What you have to do:
Look below and pull out each line with the word "響ローラさんの精霊船も".

Stored records:
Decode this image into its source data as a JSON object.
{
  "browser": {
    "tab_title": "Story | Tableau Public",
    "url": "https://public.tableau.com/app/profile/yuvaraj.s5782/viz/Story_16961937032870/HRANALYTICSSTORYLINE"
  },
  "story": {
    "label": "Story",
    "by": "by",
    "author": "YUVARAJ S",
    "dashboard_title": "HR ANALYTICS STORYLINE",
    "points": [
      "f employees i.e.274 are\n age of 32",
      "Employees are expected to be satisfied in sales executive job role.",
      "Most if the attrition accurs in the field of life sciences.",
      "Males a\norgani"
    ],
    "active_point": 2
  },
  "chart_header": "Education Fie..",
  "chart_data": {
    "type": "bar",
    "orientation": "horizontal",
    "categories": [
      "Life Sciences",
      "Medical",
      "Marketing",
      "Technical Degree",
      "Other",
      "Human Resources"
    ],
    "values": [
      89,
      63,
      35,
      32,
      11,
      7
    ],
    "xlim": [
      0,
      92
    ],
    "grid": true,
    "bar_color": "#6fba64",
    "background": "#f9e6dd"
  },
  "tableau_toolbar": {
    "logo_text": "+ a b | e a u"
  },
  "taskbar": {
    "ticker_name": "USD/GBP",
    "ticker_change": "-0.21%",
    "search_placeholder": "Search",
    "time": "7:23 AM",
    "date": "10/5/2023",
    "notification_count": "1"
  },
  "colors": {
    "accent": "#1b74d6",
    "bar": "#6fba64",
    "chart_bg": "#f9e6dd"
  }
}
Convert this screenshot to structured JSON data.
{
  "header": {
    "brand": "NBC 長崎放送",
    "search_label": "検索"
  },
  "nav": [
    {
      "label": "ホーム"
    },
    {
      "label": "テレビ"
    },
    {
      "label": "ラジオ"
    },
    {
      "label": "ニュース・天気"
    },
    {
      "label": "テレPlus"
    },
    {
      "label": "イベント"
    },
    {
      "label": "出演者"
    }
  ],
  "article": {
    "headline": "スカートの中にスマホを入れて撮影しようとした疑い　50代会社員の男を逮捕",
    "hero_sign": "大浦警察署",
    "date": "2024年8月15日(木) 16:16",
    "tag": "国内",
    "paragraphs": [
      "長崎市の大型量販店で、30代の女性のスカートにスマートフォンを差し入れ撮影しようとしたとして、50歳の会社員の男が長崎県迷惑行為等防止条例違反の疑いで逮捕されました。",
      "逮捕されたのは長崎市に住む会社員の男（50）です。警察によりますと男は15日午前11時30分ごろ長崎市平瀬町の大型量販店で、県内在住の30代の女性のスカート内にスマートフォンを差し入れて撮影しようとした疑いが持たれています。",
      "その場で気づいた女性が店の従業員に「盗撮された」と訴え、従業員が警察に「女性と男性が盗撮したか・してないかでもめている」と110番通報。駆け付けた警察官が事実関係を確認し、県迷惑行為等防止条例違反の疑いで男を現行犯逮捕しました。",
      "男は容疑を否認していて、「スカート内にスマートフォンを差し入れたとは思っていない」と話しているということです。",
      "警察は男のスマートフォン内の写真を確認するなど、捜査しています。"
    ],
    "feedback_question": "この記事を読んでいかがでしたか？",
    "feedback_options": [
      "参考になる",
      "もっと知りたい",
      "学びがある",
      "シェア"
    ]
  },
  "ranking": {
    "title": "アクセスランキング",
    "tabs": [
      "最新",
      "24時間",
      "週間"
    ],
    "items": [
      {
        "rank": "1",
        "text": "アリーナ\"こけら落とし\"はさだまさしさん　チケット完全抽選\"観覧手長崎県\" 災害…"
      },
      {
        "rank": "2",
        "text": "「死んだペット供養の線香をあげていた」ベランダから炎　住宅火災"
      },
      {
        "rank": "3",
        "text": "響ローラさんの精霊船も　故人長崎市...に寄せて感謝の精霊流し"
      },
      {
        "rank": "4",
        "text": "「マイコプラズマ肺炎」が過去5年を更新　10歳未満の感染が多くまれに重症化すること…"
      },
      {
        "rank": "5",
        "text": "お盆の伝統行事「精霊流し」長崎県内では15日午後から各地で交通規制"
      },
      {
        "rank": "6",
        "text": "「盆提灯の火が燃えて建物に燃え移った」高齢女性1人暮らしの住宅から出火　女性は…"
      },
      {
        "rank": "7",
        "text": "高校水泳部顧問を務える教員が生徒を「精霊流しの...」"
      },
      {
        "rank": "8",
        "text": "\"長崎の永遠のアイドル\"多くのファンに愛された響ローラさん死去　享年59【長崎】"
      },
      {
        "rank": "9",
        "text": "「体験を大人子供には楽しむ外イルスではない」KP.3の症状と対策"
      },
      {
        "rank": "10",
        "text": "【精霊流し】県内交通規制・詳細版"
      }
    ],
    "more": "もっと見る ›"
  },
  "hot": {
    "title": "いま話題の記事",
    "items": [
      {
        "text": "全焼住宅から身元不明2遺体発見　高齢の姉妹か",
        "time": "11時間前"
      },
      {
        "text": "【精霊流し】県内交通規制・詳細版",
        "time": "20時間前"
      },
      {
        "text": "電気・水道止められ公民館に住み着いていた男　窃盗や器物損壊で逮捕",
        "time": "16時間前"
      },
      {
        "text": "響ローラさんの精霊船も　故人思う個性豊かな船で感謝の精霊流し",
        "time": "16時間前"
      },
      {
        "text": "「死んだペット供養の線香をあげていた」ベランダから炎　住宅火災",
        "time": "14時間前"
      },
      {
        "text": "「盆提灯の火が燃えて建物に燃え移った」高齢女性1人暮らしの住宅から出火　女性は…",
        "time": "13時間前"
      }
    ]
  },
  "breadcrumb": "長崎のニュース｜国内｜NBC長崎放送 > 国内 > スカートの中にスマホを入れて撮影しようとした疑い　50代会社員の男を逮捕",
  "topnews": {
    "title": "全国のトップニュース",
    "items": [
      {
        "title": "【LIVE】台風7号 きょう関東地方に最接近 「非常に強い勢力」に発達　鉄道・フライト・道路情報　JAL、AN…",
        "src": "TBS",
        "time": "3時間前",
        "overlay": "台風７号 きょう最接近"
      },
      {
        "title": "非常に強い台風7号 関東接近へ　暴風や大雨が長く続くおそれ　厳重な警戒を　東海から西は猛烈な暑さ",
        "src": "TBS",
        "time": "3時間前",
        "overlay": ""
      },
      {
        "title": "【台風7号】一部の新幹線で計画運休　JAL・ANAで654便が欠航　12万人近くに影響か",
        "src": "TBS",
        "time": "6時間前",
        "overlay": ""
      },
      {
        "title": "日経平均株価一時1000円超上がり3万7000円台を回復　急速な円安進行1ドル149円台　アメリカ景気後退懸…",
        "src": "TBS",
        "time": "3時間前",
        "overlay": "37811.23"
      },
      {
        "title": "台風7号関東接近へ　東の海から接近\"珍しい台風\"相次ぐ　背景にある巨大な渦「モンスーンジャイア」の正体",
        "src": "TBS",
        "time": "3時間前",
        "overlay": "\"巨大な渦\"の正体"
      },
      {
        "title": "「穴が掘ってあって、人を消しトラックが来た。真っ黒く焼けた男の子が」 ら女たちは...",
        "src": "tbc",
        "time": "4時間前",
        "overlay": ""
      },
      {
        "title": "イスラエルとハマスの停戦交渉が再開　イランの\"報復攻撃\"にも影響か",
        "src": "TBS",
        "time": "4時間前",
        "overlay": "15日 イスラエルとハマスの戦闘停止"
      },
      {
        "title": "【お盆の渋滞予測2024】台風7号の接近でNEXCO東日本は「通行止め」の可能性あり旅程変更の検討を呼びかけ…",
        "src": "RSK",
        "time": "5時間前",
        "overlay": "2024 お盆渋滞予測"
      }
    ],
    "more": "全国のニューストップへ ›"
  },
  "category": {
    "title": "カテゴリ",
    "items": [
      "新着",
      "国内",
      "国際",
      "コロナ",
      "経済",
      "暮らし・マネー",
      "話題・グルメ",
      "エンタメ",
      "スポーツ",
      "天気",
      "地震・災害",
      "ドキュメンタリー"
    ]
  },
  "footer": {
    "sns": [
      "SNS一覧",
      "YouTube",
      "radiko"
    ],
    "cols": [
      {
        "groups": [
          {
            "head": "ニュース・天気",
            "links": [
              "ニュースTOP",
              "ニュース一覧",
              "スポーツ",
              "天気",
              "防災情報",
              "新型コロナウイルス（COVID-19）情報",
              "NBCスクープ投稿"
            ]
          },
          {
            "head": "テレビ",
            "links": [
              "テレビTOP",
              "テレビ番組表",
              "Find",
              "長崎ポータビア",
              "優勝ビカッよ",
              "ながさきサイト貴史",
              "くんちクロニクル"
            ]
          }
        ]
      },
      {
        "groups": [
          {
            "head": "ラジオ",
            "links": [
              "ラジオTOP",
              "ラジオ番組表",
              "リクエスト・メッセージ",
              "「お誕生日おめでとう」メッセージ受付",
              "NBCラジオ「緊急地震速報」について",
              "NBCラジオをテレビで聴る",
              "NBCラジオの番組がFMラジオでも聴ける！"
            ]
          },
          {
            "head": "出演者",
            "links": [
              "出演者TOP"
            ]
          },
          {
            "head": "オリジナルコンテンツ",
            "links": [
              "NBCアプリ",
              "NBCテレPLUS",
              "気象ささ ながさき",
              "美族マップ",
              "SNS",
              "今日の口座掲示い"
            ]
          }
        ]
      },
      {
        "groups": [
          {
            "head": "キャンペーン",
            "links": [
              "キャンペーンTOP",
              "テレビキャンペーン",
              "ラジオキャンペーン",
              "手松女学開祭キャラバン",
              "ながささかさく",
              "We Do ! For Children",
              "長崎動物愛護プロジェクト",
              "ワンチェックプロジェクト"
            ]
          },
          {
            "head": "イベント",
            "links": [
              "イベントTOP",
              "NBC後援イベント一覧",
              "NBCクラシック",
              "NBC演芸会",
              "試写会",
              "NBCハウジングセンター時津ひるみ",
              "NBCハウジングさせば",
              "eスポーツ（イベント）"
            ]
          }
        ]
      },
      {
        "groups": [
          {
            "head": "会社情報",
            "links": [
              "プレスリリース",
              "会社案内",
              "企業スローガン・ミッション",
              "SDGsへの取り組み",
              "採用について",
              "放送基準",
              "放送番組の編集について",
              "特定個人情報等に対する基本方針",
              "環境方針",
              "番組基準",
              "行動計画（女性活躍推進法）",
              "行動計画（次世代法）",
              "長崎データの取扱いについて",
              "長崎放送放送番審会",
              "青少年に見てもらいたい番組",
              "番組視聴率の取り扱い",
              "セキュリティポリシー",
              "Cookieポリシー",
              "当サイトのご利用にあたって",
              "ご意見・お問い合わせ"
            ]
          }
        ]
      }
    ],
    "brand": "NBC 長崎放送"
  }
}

The completed task:
        "text": "響ローラさんの精霊船も　故人長崎市...に寄せて感謝の精霊流し"
        "text": "響ローラさんの精霊船も　故人思う個性豊かな船で感謝の精霊流し",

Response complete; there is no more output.